* _Records for this exercise_:
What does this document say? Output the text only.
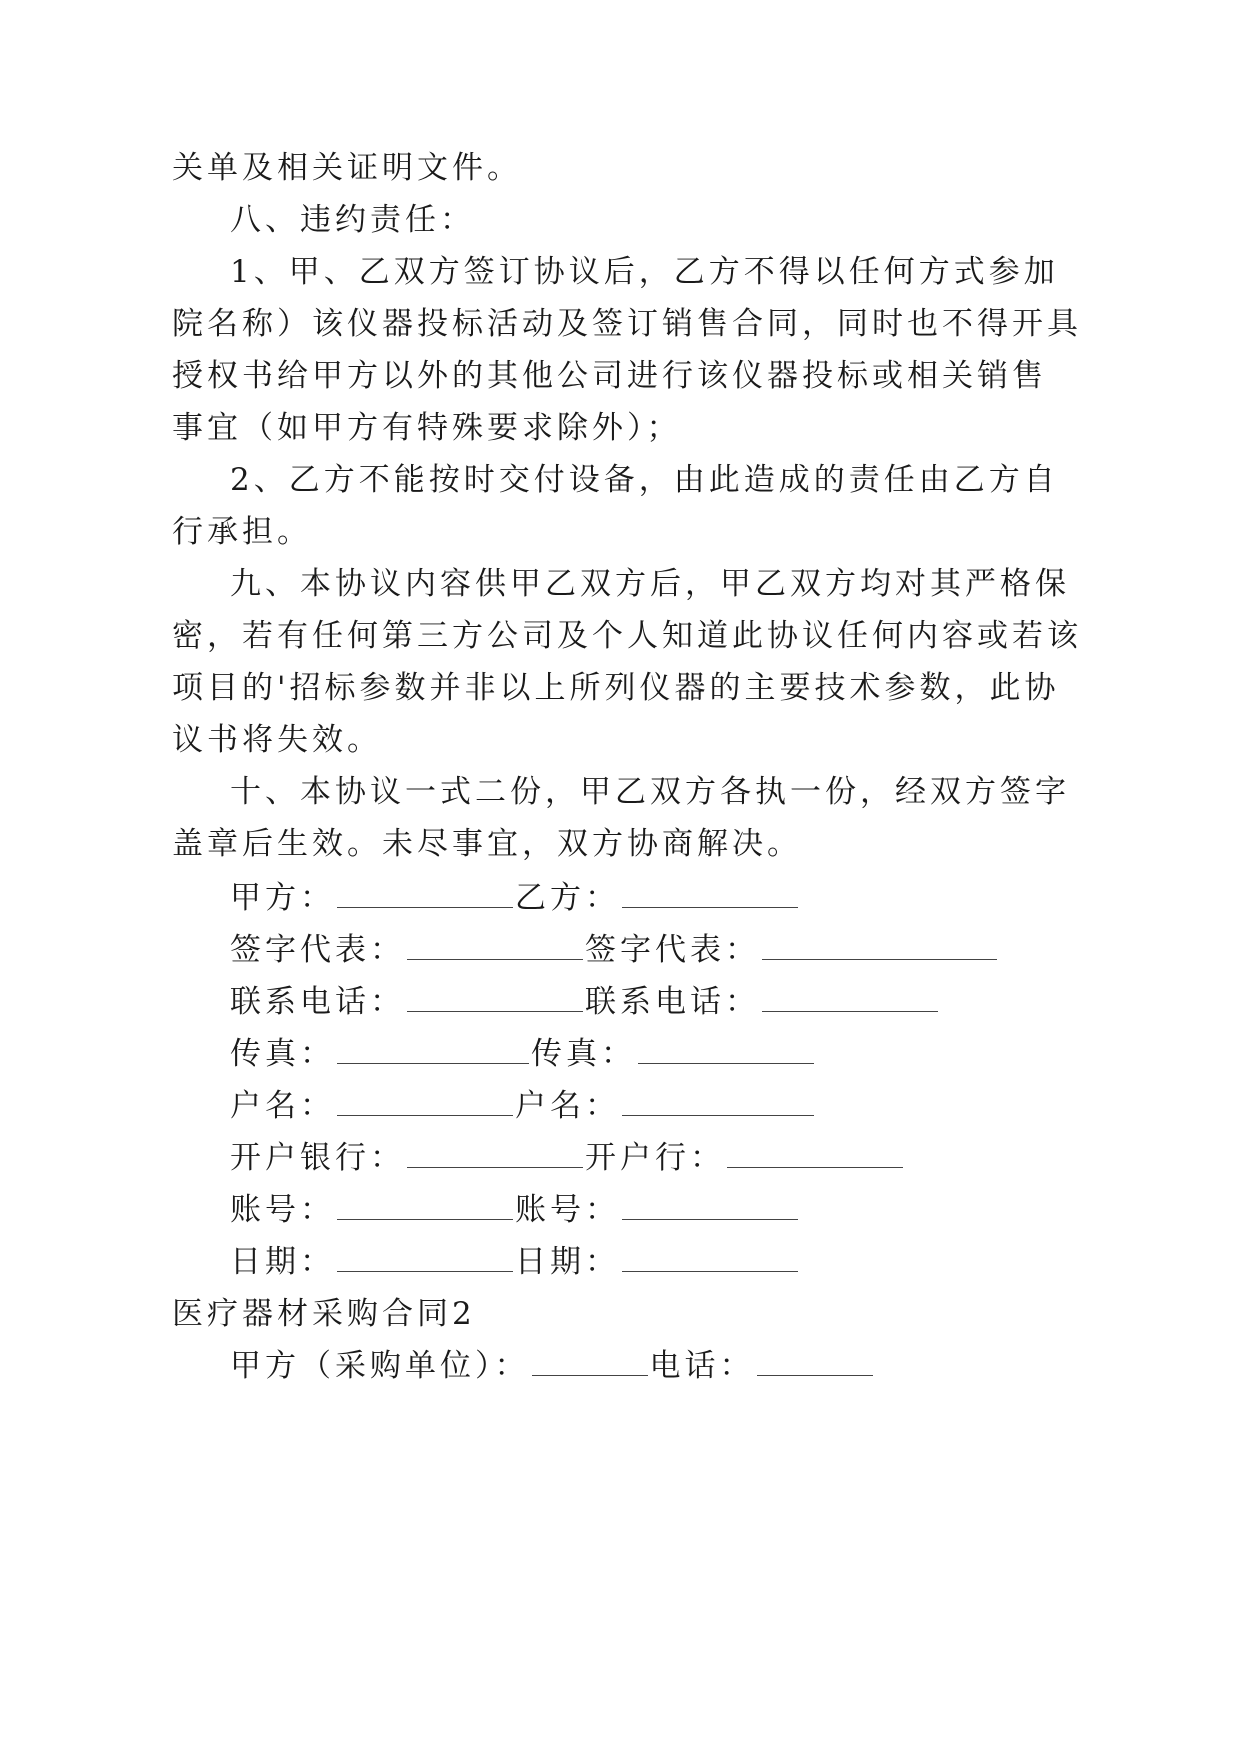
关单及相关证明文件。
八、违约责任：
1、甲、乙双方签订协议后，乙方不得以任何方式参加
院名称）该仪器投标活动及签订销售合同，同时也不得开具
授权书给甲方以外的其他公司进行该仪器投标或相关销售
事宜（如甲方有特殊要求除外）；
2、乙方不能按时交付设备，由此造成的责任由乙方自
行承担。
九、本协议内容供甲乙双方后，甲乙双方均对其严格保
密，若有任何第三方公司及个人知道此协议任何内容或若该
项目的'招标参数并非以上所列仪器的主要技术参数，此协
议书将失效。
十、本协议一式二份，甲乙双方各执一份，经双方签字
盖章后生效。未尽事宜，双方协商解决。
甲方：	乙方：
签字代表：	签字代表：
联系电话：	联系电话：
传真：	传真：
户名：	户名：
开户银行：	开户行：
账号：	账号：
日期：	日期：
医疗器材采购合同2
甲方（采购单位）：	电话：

* _Given request_: Quote all the lines above exactly as given. Do not include the pictures.

* _Reply to the task_:
What does this document say? Output the text only.
关单及相关证明文件。
八、违约责任：
1、甲、乙双方签订协议后，乙方不得以任何方式参加
院名称）该仪器投标活动及签订销售合同，同时也不得开具
授权书给甲方以外的其他公司进行该仪器投标或相关销售
事宜（如甲方有特殊要求除外）；
2、乙方不能按时交付设备，由此造成的责任由乙方自
行承担。
九、本协议内容供甲乙双方后，甲乙双方均对其严格保
密，若有任何第三方公司及个人知道此协议任何内容或若该
项目的'招标参数并非以上所列仪器的主要技术参数，此协
议书将失效。
十、本协议一式二份，甲乙双方各执一份，经双方签字
盖章后生效。未尽事宜，双方协商解决。
甲方：	乙方：
签字代表：	签字代表：
联系电话：	联系电话：
传真：	传真：
户名：	户名：
开户银行：	开户行：
账号：	账号：
日期：	日期：
医疗器材采购合同2
甲方（采购单位）：	电话：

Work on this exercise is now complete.